(TASK STATEMENT)
Below are some entries; can you quote all of them exactly?

(INFORMATION SUPPLIED)
Start
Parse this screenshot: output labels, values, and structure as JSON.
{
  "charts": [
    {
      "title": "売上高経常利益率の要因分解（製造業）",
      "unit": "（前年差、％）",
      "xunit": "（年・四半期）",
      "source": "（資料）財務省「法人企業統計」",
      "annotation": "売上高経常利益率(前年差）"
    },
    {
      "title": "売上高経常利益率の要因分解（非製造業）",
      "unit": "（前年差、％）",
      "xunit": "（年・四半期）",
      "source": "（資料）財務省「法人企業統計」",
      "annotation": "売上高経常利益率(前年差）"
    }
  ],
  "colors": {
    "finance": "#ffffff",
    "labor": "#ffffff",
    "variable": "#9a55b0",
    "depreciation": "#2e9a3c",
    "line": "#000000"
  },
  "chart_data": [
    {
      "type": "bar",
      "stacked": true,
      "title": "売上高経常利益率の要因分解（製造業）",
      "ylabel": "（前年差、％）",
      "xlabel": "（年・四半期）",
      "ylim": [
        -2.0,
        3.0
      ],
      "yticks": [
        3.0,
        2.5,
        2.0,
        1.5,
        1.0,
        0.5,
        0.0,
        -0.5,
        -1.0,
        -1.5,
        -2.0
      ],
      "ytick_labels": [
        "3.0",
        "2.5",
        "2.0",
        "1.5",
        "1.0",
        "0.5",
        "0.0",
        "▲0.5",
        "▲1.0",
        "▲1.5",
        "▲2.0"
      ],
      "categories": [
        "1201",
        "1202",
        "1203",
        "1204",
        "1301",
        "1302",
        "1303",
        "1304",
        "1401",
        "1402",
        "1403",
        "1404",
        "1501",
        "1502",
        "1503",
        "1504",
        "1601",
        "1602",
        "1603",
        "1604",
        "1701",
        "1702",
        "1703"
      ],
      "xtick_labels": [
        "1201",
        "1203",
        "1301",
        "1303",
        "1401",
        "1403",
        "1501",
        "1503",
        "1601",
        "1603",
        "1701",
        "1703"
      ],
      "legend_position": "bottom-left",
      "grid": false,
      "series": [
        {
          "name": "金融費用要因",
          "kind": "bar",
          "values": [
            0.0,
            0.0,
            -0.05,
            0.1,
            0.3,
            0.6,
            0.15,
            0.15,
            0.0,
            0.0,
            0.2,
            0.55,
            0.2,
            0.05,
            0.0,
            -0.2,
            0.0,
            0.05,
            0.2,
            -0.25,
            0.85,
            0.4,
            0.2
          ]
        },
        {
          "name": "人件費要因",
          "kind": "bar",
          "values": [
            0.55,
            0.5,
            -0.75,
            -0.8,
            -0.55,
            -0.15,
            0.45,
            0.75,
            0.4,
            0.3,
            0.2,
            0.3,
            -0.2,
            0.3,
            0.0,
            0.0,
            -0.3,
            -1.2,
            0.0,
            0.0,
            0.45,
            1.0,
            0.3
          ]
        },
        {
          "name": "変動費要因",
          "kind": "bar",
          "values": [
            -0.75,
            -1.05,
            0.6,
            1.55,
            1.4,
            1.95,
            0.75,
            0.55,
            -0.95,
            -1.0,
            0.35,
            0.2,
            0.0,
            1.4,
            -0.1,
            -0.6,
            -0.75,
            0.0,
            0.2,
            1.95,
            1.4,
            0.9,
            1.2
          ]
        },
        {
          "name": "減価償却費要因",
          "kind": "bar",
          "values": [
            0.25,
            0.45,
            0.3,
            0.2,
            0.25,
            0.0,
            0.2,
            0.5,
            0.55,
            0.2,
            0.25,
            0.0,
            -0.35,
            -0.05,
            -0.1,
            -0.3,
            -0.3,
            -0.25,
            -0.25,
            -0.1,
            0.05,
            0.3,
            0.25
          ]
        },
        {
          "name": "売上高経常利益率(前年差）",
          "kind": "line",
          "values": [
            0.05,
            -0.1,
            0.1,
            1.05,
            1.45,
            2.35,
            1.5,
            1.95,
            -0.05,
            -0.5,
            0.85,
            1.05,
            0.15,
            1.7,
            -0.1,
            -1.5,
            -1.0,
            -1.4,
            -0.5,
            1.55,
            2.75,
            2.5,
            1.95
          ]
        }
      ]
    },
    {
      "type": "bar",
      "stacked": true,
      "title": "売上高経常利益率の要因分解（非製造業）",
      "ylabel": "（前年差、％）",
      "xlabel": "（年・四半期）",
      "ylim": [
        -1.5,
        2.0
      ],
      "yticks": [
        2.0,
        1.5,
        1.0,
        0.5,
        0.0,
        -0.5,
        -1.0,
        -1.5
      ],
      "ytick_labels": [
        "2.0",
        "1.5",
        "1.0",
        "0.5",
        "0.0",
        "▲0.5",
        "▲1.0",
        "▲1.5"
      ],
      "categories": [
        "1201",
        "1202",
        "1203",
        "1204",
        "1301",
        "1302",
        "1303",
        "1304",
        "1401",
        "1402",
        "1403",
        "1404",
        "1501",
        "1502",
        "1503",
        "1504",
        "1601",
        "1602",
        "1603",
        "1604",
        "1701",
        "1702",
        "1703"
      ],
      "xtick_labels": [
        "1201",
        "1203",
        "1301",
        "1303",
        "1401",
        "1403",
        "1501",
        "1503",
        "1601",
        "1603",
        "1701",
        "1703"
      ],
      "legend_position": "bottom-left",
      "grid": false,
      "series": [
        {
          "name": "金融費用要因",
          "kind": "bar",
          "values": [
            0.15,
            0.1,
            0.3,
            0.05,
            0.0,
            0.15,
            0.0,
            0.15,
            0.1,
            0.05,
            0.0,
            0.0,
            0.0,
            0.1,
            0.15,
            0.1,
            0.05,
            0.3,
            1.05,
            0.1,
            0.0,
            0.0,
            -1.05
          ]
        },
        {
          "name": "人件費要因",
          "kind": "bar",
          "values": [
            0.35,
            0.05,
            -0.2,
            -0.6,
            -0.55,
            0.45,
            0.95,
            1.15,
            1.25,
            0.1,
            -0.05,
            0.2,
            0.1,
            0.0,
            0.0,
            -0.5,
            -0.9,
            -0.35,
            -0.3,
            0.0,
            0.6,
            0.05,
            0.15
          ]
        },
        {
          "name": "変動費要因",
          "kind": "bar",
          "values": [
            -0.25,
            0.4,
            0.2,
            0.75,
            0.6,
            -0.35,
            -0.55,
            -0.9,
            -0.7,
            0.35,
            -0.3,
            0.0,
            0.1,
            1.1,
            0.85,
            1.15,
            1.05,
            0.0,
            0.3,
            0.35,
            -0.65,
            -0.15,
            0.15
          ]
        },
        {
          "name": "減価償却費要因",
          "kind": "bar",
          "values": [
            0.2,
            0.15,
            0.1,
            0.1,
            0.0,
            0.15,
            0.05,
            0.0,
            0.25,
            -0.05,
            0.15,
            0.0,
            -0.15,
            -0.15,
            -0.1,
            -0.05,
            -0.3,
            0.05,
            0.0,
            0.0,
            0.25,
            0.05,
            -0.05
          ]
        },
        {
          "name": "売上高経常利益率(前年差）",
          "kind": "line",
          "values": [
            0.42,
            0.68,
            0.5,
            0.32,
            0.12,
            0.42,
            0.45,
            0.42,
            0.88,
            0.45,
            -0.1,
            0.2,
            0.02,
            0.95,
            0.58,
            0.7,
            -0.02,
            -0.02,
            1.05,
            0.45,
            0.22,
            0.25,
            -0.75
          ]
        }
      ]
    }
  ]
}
End
(COMPLETED EXERCISE)
Parse this screenshot: output labels, values, and structure as JSON.
{
  "charts": [
    {
      "title": "売上高経常利益率の要因分解（製造業）",
      "unit": "（前年差、％）",
      "xunit": "（年・四半期）",
      "source": "（資料）財務省「法人企業統計」",
      "annotation": "売上高経常利益率(前年差）"
    },
    {
      "title": "売上高経常利益率の要因分解（非製造業）",
      "unit": "（前年差、％）",
      "xunit": "（年・四半期）",
      "source": "（資料）財務省「法人企業統計」",
      "annotation": "売上高経常利益率(前年差）"
    }
  ],
  "colors": {
    "finance": "#ffffff",
    "labor": "#ffffff",
    "variable": "#9a55b0",
    "depreciation": "#2e9a3c",
    "line": "#000000"
  },
  "chart_data": [
    {
      "type": "bar",
      "stacked": true,
      "title": "売上高経常利益率の要因分解（製造業）",
      "ylabel": "（前年差、％）",
      "xlabel": "（年・四半期）",
      "ylim": [
        -2.0,
        3.0
      ],
      "yticks": [
        3.0,
        2.5,
        2.0,
        1.5,
        1.0,
        0.5,
        0.0,
        -0.5,
        -1.0,
        -1.5,
        -2.0
      ],
      "ytick_labels": [
        "3.0",
        "2.5",
        "2.0",
        "1.5",
        "1.0",
        "0.5",
        "0.0",
        "▲0.5",
        "▲1.0",
        "▲1.5",
        "▲2.0"
      ],
      "categories": [
        "1201",
        "1202",
        "1203",
        "1204",
        "1301",
        "1302",
        "1303",
        "1304",
        "1401",
        "1402",
        "1403",
        "1404",
        "1501",
        "1502",
        "1503",
        "1504",
        "1601",
        "1602",
        "1603",
        "1604",
        "1701",
        "1702",
        "1703"
      ],
      "xtick_labels": [
        "1201",
        "1203",
        "1301",
        "1303",
        "1401",
        "1403",
        "1501",
        "1503",
        "1601",
        "1603",
        "1701",
        "1703"
      ],
      "legend_position": "bottom-left",
      "grid": false,
      "series": [
        {
          "name": "金融費用要因",
          "kind": "bar",
          "values": [
            0.0,
            0.0,
            -0.05,
            0.1,
            0.3,
            0.6,
            0.15,
            0.15,
            0.0,
            0.0,
            0.2,
            0.55,
            0.2,
            0.05,
            0.0,
            -0.2,
            0.0,
            0.05,
            0.2,
            -0.25,
            0.85,
            0.4,
            0.2
          ]
        },
        {
          "name": "人件費要因",
          "kind": "bar",
          "values": [
            0.55,
            0.5,
            -0.75,
            -0.8,
            -0.55,
            -0.15,
            0.45,
            0.75,
            0.4,
            0.3,
            0.2,
            0.3,
            -0.2,
            0.3,
            0.0,
            0.0,
            -0.3,
            -1.2,
            0.0,
            0.0,
            0.45,
            1.0,
            0.3
          ]
        },
        {
          "name": "変動費要因",
          "kind": "bar",
          "values": [
            -0.75,
            -1.05,
            0.6,
            1.55,
            1.4,
            1.95,
            0.75,
            0.55,
            -0.95,
            -1.0,
            0.35,
            0.2,
            0.0,
            1.4,
            -0.1,
            -0.6,
            -0.75,
            0.0,
            0.2,
            1.95,
            1.4,
            0.9,
            1.2
          ]
        },
        {
          "name": "減価償却費要因",
          "kind": "bar",
          "values": [
            0.25,
            0.45,
            0.3,
            0.2,
            0.25,
            0.0,
            0.2,
            0.5,
            0.55,
            0.2,
            0.25,
            0.0,
            -0.35,
            -0.05,
            -0.1,
            -0.3,
            -0.3,
            -0.25,
            -0.25,
            -0.1,
            0.05,
            0.3,
            0.25
          ]
        },
        {
          "name": "売上高経常利益率(前年差）",
          "kind": "line",
          "values": [
            0.05,
            -0.1,
            0.1,
            1.05,
            1.45,
            2.35,
            1.5,
            1.95,
            -0.05,
            -0.5,
            0.85,
            1.05,
            0.15,
            1.7,
            -0.1,
            -1.5,
            -1.0,
            -1.4,
            -0.5,
            1.55,
            2.75,
            2.5,
            1.95
          ]
        }
      ]
    },
    {
      "type": "bar",
      "stacked": true,
      "title": "売上高経常利益率の要因分解（非製造業）",
      "ylabel": "（前年差、％）",
      "xlabel": "（年・四半期）",
      "ylim": [
        -1.5,
        2.0
      ],
      "yticks": [
        2.0,
        1.5,
        1.0,
        0.5,
        0.0,
        -0.5,
        -1.0,
        -1.5
      ],
      "ytick_labels": [
        "2.0",
        "1.5",
        "1.0",
        "0.5",
        "0.0",
        "▲0.5",
        "▲1.0",
        "▲1.5"
      ],
      "categories": [
        "1201",
        "1202",
        "1203",
        "1204",
        "1301",
        "1302",
        "1303",
        "1304",
        "1401",
        "1402",
        "1403",
        "1404",
        "1501",
        "1502",
        "1503",
        "1504",
        "1601",
        "1602",
        "1603",
        "1604",
        "1701",
        "1702",
        "1703"
      ],
      "xtick_labels": [
        "1201",
        "1203",
        "1301",
        "1303",
        "1401",
        "1403",
        "1501",
        "1503",
        "1601",
        "1603",
        "1701",
        "1703"
      ],
      "legend_position": "bottom-left",
      "grid": false,
      "series": [
        {
          "name": "金融費用要因",
          "kind": "bar",
          "values": [
            0.15,
            0.1,
            0.3,
            0.05,
            0.0,
            0.15,
            0.0,
            0.15,
            0.1,
            0.05,
            0.0,
            0.0,
            0.0,
            0.1,
            0.15,
            0.1,
            0.05,
            0.3,
            1.05,
            0.1,
            0.0,
            0.0,
            -1.05
          ]
        },
        {
          "name": "人件費要因",
          "kind": "bar",
          "values": [
            0.35,
            0.05,
            -0.2,
            -0.6,
            -0.55,
            0.45,
            0.95,
            1.15,
            1.25,
            0.1,
            -0.05,
            0.2,
            0.1,
            0.0,
            0.0,
            -0.5,
            -0.9,
            -0.35,
            -0.3,
            0.0,
            0.6,
            0.05,
            0.15
          ]
        },
        {
          "name": "変動費要因",
          "kind": "bar",
          "values": [
            -0.25,
            0.4,
            0.2,
            0.75,
            0.6,
            -0.35,
            -0.55,
            -0.9,
            -0.7,
            0.35,
            -0.3,
            0.0,
            0.1,
            1.1,
            0.85,
            1.15,
            1.05,
            0.0,
            0.3,
            0.35,
            -0.65,
            -0.15,
            0.15
          ]
        },
        {
          "name": "減価償却費要因",
          "kind": "bar",
          "values": [
            0.2,
            0.15,
            0.1,
            0.1,
            0.0,
            0.15,
            0.05,
            0.0,
            0.25,
            -0.05,
            0.15,
            0.0,
            -0.15,
            -0.15,
            -0.1,
            -0.05,
            -0.3,
            0.05,
            0.0,
            0.0,
            0.25,
            0.05,
            -0.05
          ]
        },
        {
          "name": "売上高経常利益率(前年差）",
          "kind": "line",
          "values": [
            0.42,
            0.68,
            0.5,
            0.32,
            0.12,
            0.42,
            0.45,
            0.42,
            0.88,
            0.45,
            -0.1,
            0.2,
            0.02,
            0.95,
            0.58,
            0.7,
            -0.02,
            -0.02,
            1.05,
            0.45,
            0.22,
            0.25,
            -0.75
          ]
        }
      ]
    }
  ]
}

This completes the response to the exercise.